- [CONSIGNE 1]:
Répondez à ces questions d'après l'extrait sur les femmes face à l'oppression coloniale.
(a) Contre quoi les femmes soumises au régime colonial ont-elles lutté sur deux fronts ?
(b) Selon la Banque mondiale, quelle part des femmes de la région MENA a subi des violences physiques ou sexuelles de la part de leur partenaire ?
(c) D'après le Fonds des Nations Unies pour la population, combien des 35 hôpitaux de Gaza restent partiellement fonctionnels ?
- [CONSIGNE 2]:
Poursuivez l'extrait sur les femmes face à l'oppression coloniale à partir de sa dernière phrase.

##### EXTRAIT À LIRE #####

Les femmes soumises au régime colonial ont toujours lutté sur deux fronts : contre la violence de l’occupation et contre les structures patriarcales qui facilitent leur oppression. Leur lutte va au-delà de la simple visibilité ou de la symbolique ; il s’agit de réclamer la souveraineté, l’identité et les libertés fondamentales au mépris des tentatives systématiques de les effacer.
La violence de genre est politique : la guerre contre le corps des femmes
La violence fondée sur le sexe n’est pas fortuite ; elle est systémique et s’inscrit dans la trame de l’oppression. Selon la Banque mondiale, on estime que 40 % des femmes de la région MENA ont subi des violences physiques ou sexuelles de la part de leur partenaire.
La violence sexuelle est régulièrement déployée comme une arme de guerre, utilisée pour humilier et effacer des communautés entières. Les femmes palestiniennes de Gaza sont confrontées aux attaques militaires d’Israël, qui non seulement tuent leurs enfants, mais militarisent également leur corps - par des avortements forcés pendant les bombardements, la négligence médicale et la destruction délibérée des soins de santé maternelle. Selon le ministère palestinien de la santé, au 6 janvier 2025, environ 12 000 femmes ont été tuées à Gaza depuis le 7 octobre 2023, tandis qu’une famine provoquée par l’homme menace des dizaines de milliers d’autres. Simultanément, le Fonds des Nations Unies pour la population signale que seuls 19 des 35 hôpitaux de Gaza restent partiellement fonctionnels, laissant 50 000 femmes enceintes sans accès à des soins vitaux.

##### DONNÉES FOURNIES #####

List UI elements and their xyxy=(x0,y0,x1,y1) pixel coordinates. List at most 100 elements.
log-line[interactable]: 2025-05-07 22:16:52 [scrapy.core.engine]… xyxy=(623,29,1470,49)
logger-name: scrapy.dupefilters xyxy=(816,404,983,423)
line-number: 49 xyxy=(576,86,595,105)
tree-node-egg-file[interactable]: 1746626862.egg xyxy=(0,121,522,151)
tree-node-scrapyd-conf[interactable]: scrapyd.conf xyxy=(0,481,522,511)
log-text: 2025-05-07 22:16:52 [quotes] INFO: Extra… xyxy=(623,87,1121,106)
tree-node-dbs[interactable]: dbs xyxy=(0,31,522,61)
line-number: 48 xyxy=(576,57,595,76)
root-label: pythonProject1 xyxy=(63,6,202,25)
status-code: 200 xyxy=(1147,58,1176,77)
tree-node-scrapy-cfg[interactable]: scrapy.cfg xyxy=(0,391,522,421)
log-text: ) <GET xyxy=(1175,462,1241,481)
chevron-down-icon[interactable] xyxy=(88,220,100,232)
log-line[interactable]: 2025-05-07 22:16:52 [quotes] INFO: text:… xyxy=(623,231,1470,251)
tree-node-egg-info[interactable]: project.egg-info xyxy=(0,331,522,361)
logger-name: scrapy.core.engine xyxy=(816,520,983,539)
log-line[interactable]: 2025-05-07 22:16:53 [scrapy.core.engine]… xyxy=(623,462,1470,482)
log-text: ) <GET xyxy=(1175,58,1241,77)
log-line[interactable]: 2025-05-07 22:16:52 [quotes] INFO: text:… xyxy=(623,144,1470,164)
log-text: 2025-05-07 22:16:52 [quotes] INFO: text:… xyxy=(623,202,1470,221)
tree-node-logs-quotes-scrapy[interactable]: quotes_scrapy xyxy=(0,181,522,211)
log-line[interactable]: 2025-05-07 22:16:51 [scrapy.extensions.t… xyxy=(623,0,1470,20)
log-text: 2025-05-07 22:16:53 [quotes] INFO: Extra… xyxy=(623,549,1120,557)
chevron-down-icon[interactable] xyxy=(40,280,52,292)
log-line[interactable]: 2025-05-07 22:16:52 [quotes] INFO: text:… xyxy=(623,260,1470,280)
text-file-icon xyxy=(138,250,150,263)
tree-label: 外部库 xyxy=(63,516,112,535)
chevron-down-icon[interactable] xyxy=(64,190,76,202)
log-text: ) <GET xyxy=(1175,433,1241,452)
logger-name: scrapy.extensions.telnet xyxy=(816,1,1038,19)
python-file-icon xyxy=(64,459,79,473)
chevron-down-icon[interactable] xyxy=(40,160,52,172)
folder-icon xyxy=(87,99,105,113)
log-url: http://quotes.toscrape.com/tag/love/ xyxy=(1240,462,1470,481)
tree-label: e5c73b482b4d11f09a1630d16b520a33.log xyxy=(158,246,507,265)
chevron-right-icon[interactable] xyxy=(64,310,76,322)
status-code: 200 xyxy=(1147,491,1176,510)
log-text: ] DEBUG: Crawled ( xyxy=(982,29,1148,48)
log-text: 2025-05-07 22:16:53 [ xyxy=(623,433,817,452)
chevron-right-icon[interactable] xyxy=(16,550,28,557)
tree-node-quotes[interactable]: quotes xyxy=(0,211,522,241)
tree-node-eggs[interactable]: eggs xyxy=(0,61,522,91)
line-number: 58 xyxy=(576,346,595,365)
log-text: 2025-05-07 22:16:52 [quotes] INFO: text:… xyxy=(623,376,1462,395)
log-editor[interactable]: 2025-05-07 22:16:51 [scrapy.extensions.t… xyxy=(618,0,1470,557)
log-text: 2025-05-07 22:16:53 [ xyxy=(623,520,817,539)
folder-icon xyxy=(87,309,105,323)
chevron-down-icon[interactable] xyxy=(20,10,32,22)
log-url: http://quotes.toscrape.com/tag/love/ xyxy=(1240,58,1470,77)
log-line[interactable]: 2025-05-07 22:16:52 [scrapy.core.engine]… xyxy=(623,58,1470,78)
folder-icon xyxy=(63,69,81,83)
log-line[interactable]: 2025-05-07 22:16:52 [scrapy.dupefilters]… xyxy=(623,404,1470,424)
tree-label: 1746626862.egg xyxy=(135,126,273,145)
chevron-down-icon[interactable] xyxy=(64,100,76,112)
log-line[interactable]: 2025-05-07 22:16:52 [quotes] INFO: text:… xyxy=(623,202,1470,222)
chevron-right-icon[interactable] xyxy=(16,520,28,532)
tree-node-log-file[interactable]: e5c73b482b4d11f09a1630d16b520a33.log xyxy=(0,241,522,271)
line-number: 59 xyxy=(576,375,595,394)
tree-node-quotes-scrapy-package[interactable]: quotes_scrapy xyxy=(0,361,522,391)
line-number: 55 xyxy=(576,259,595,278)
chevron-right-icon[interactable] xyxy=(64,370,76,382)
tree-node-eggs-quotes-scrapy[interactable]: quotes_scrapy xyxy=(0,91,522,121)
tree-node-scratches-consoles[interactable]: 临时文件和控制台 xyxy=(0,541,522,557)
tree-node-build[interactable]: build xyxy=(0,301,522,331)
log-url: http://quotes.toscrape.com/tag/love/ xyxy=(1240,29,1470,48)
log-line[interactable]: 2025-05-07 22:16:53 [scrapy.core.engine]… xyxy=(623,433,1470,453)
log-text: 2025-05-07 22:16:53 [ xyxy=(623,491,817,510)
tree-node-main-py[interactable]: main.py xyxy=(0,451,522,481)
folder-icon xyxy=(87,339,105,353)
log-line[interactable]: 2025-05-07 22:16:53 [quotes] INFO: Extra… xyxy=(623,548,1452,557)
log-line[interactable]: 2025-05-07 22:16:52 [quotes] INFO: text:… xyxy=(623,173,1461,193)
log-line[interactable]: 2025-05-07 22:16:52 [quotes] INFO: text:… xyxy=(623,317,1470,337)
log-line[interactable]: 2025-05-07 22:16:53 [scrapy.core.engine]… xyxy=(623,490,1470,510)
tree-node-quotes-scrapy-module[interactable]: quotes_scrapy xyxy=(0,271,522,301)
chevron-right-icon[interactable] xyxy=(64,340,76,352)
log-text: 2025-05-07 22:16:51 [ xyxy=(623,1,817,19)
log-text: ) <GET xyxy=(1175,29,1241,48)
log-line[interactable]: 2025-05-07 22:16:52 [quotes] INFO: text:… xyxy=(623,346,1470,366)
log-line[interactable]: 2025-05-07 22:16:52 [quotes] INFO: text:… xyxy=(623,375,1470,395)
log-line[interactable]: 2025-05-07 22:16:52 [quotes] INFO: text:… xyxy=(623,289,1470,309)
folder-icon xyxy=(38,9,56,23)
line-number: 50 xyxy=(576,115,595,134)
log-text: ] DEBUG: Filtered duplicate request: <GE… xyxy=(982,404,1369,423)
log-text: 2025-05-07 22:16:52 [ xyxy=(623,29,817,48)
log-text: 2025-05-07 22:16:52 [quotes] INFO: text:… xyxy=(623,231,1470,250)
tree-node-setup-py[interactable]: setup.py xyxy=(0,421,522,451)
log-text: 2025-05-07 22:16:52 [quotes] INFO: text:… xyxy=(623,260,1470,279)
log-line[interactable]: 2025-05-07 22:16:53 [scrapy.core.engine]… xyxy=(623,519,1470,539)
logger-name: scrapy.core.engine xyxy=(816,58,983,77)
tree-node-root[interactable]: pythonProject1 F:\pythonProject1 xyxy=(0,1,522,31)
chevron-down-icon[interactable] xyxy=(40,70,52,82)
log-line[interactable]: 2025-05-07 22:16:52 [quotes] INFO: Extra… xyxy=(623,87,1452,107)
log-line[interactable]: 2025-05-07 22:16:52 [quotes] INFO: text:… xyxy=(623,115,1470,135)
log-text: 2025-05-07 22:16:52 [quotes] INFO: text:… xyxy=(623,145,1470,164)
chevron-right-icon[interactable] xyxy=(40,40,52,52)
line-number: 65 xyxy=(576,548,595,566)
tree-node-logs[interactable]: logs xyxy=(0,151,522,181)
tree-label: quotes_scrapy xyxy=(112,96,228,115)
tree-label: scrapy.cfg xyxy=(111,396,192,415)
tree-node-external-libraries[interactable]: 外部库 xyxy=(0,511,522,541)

#####

- [CORRIGÉ 1]:
(a) Contre la violence de l'occupation et contre les structures patriarcales qui facilitent leur oppression.
(b) Environ 40 %.
(c) 19.

- [CORRIGÉ 2]:
Entre-temps, le féminicide reste une épidémie mondiale, qu’il s’agisse des crimes dits "d’honneur" dans la région MENA ou de l’augmentation de la violence domestique dans le monde entier. Selon Amnesty International, la pandémie de COVID-19 a encore exacerbé la violence sexiste, emprisonnant les femmes avec leurs agresseurs, tandis que les systèmes de soutien s’effondraient.
La violence économique aggrave ces réalités. Le système de la kafala piège les femmes migrantes dans des conditions d’exploitation, les obligeant à soutenir des économies qui refusent de reconnaître leur humanité. Le travail domestique non rémunéré des femmes alimente l’économie mondiale, mais reste invisible et dévalorisé. La pandémie n’a fait qu’aggraver cette crise, en augmentant de manière disproportionnée le travail domestique non rémunéré des femmes, tout en plongeant nombre d’entre elles dans une plus grande insécurité économique.
Du symbolisme à la solidarité : récupérer la résistance féministe
Comme l’a déclaré Audre Lorde : "Je ne suis pas libre tant qu’une femme ne l’est pas, même si ses chaînes sont très différentes des miennes". La libération exige une solidarité transfrontalière, reconnaissant que la lutte contre le patriarcat, le colonialisme et le capitalisme est interconnectée. Il ne s’agit pas d’être visible dans des espaces d’élite, mais de transformer fondamentalement les structures qui soutiennent l’inégalité. Le féminisme qui donne la priorité à la représentation dans les conseils d’administration, qui se concentre sur la diversité sans démanteler les systèmes oppressifs, n’est pas le féminisme dont les femmes de la région MENA ont besoin.
Sans libération collective, le changement est superficiel - un rituel vide plutôt qu’une justice transformatrice.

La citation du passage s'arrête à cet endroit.